** start **

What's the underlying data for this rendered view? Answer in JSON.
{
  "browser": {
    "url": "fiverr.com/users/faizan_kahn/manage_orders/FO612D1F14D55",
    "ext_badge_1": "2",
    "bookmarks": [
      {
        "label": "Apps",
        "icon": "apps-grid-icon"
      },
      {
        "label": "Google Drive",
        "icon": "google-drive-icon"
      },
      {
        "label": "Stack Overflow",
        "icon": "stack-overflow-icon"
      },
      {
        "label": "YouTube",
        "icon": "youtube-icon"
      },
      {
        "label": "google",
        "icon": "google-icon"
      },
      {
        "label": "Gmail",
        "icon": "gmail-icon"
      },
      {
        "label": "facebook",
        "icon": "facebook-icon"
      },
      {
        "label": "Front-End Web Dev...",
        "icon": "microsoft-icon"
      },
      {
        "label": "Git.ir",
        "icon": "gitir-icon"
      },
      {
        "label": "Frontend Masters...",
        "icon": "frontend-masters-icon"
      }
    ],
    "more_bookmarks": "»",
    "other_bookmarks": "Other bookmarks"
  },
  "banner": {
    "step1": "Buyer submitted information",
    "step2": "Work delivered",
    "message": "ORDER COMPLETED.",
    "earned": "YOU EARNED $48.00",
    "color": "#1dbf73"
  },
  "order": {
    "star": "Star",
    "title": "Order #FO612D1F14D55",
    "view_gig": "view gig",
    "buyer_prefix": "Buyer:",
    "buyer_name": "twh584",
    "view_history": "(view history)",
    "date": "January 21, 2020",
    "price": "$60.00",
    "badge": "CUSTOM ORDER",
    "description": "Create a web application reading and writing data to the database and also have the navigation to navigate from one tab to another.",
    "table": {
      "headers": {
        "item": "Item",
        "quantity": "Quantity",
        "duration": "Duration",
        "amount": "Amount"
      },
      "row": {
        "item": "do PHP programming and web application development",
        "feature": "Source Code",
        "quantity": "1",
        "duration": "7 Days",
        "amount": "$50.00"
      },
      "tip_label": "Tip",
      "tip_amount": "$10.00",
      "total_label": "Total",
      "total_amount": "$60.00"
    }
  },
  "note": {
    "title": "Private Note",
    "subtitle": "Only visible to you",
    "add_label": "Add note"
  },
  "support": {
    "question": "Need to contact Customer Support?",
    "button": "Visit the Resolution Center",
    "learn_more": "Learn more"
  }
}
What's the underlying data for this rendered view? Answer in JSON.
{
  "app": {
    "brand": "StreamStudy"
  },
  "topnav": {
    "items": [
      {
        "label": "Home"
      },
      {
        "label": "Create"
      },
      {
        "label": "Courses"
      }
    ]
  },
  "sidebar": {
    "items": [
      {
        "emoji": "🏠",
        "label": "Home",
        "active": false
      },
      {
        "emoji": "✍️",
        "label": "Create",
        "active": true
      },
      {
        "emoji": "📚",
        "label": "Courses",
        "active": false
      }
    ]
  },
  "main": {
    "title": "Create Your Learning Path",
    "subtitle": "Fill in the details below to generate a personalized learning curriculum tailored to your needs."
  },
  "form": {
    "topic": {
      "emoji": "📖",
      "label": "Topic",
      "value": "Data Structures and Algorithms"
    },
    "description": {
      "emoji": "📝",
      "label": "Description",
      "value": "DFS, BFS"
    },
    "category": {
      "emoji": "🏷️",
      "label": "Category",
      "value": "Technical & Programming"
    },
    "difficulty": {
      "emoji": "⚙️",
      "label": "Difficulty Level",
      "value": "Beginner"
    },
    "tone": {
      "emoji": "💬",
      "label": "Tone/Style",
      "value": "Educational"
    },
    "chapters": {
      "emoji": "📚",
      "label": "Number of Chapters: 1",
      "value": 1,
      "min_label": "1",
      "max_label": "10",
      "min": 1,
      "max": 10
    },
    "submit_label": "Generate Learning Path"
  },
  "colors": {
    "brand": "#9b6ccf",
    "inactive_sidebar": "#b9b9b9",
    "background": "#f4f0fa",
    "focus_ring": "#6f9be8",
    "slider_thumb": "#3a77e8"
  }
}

** end **

▶ **Aim**:
Restate every line of the data word for word.

▶ **Exercise output**:
What's the underlying data for this rendered view? Answer in JSON.
{
  "browser": {
    "url": "fiverr.com/users/faizan_kahn/manage_orders/FO612D1F14D55",
    "ext_badge_1": "2",
    "bookmarks": [
      {
        "label": "Apps",
        "icon": "apps-grid-icon"
      },
      {
        "label": "Google Drive",
        "icon": "google-drive-icon"
      },
      {
        "label": "Stack Overflow",
        "icon": "stack-overflow-icon"
      },
      {
        "label": "YouTube",
        "icon": "youtube-icon"
      },
      {
        "label": "google",
        "icon": "google-icon"
      },
      {
        "label": "Gmail",
        "icon": "gmail-icon"
      },
      {
        "label": "facebook",
        "icon": "facebook-icon"
      },
      {
        "label": "Front-End Web Dev...",
        "icon": "microsoft-icon"
      },
      {
        "label": "Git.ir",
        "icon": "gitir-icon"
      },
      {
        "label": "Frontend Masters...",
        "icon": "frontend-masters-icon"
      }
    ],
    "more_bookmarks": "»",
    "other_bookmarks": "Other bookmarks"
  },
  "banner": {
    "step1": "Buyer submitted information",
    "step2": "Work delivered",
    "message": "ORDER COMPLETED.",
    "earned": "YOU EARNED $48.00",
    "color": "#1dbf73"
  },
  "order": {
    "star": "Star",
    "title": "Order #FO612D1F14D55",
    "view_gig": "view gig",
    "buyer_prefix": "Buyer:",
    "buyer_name": "twh584",
    "view_history": "(view history)",
    "date": "January 21, 2020",
    "price": "$60.00",
    "badge": "CUSTOM ORDER",
    "description": "Create a web application reading and writing data to the database and also have the navigation to navigate from one tab to another.",
    "table": {
      "headers": {
        "item": "Item",
        "quantity": "Quantity",
        "duration": "Duration",
        "amount": "Amount"
      },
      "row": {
        "item": "do PHP programming and web application development",
        "feature": "Source Code",
        "quantity": "1",
        "duration": "7 Days",
        "amount": "$50.00"
      },
      "tip_label": "Tip",
      "tip_amount": "$10.00",
      "total_label": "Total",
      "total_amount": "$60.00"
    }
  },
  "note": {
    "title": "Private Note",
    "subtitle": "Only visible to you",
    "add_label": "Add note"
  },
  "support": {
    "question": "Need to contact Customer Support?",
    "button": "Visit the Resolution Center",
    "learn_more": "Learn more"
  }
}
What's the underlying data for this rendered view? Answer in JSON.
{
  "app": {
    "brand": "StreamStudy"
  },
  "topnav": {
    "items": [
      {
        "label": "Home"
      },
      {
        "label": "Create"
      },
      {
        "label": "Courses"
      }
    ]
  },
  "sidebar": {
    "items": [
      {
        "emoji": "🏠",
        "label": "Home",
        "active": false
      },
      {
        "emoji": "✍️",
        "label": "Create",
        "active": true
      },
      {
        "emoji": "📚",
        "label": "Courses",
        "active": false
      }
    ]
  },
  "main": {
    "title": "Create Your Learning Path",
    "subtitle": "Fill in the details below to generate a personalized learning curriculum tailored to your needs."
  },
  "form": {
    "topic": {
      "emoji": "📖",
      "label": "Topic",
      "value": "Data Structures and Algorithms"
    },
    "description": {
      "emoji": "📝",
      "label": "Description",
      "value": "DFS, BFS"
    },
    "category": {
      "emoji": "🏷️",
      "label": "Category",
      "value": "Technical & Programming"
    },
    "difficulty": {
      "emoji": "⚙️",
      "label": "Difficulty Level",
      "value": "Beginner"
    },
    "tone": {
      "emoji": "💬",
      "label": "Tone/Style",
      "value": "Educational"
    },
    "chapters": {
      "emoji": "📚",
      "label": "Number of Chapters: 1",
      "value": 1,
      "min_label": "1",
      "max_label": "10",
      "min": 1,
      "max": 10
    },
    "submit_label": "Generate Learning Path"
  },
  "colors": {
    "brand": "#9b6ccf",
    "inactive_sidebar": "#b9b9b9",
    "background": "#f4f0fa",
    "focus_ring": "#6f9be8",
    "slider_thumb": "#3a77e8"
  }
}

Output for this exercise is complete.